**Supplied data**
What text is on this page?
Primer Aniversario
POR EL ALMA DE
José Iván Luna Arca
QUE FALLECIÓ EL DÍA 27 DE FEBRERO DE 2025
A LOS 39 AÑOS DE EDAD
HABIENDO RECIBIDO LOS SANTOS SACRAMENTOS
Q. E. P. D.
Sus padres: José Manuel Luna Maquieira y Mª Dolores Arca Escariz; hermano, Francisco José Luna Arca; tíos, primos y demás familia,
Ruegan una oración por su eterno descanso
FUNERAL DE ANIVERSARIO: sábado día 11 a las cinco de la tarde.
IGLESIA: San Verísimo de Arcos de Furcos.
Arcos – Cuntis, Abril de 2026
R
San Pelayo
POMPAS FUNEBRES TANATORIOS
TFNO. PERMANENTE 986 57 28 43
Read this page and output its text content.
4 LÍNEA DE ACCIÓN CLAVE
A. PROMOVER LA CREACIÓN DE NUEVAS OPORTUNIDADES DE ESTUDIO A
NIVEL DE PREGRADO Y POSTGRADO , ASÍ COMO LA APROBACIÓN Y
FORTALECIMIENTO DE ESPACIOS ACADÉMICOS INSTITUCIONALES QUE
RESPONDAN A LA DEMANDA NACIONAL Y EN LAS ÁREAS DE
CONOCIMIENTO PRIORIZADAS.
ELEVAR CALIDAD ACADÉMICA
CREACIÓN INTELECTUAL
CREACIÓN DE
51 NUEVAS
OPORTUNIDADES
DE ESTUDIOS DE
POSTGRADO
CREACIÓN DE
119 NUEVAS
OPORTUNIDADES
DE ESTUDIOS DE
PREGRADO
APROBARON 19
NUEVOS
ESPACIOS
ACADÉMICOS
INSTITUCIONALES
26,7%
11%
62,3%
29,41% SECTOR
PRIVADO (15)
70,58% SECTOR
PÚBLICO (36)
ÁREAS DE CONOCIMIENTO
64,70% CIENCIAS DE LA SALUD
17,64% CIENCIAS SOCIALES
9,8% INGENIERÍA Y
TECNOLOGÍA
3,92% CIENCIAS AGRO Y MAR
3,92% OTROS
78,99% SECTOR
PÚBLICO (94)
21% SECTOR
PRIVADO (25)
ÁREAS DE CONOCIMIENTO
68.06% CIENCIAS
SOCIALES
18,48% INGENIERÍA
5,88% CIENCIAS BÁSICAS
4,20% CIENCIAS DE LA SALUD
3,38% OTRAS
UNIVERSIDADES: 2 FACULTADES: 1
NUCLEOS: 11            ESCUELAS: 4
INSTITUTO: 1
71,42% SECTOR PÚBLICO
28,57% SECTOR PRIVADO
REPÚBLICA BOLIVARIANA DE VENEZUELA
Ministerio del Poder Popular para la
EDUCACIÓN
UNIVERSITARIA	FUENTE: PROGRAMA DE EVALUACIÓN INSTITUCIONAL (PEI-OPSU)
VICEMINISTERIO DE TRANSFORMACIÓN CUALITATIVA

**Work to be completed**
Show every line from the entries above in which the word "PREGRADO" appears.

**Answer**
NIVEL DE PREGRADO Y POSTGRADO , ASÍ COMO LA APROBACIÓN Y
PREGRADO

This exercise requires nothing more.